- **Task instructions**: Extract the lines that hold the string "grid".

- **Material**:
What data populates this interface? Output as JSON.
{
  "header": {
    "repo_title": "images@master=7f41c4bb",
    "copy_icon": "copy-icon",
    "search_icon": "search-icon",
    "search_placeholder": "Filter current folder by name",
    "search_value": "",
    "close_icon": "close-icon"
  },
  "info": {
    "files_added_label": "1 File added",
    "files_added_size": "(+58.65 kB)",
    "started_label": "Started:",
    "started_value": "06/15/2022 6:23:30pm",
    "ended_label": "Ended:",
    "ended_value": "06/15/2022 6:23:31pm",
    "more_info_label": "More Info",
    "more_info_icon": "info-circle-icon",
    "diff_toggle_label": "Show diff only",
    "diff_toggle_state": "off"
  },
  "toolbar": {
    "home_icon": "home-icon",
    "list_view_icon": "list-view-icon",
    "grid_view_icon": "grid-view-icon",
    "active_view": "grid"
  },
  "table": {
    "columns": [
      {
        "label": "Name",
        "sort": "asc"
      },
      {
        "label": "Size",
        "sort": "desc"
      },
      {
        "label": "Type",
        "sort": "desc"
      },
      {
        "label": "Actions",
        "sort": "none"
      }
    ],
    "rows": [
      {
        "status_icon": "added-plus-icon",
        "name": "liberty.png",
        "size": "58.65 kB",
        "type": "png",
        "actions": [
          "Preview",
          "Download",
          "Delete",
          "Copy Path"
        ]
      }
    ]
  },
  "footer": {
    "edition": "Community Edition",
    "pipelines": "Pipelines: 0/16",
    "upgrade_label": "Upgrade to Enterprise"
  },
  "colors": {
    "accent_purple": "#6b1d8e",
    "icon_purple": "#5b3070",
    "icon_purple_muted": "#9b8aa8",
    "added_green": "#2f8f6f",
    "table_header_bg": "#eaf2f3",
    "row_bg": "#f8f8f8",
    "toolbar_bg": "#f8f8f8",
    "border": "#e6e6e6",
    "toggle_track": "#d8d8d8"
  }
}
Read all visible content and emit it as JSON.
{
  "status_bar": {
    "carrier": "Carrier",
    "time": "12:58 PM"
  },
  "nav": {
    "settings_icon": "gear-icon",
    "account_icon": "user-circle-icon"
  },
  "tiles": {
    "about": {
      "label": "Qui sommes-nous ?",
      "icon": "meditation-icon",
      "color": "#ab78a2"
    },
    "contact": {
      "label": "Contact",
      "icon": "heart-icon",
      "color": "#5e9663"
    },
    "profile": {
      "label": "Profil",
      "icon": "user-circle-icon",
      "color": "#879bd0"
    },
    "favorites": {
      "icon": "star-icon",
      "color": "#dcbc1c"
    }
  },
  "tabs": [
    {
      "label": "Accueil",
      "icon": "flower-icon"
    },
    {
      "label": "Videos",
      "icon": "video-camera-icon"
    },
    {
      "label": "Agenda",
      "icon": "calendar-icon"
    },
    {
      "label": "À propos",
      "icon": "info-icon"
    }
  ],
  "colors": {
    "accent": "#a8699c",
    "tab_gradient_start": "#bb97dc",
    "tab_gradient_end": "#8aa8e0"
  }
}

- **Answer to this exercise**:
    "grid_view_icon": "grid-view-icon",
    "active_view": "grid"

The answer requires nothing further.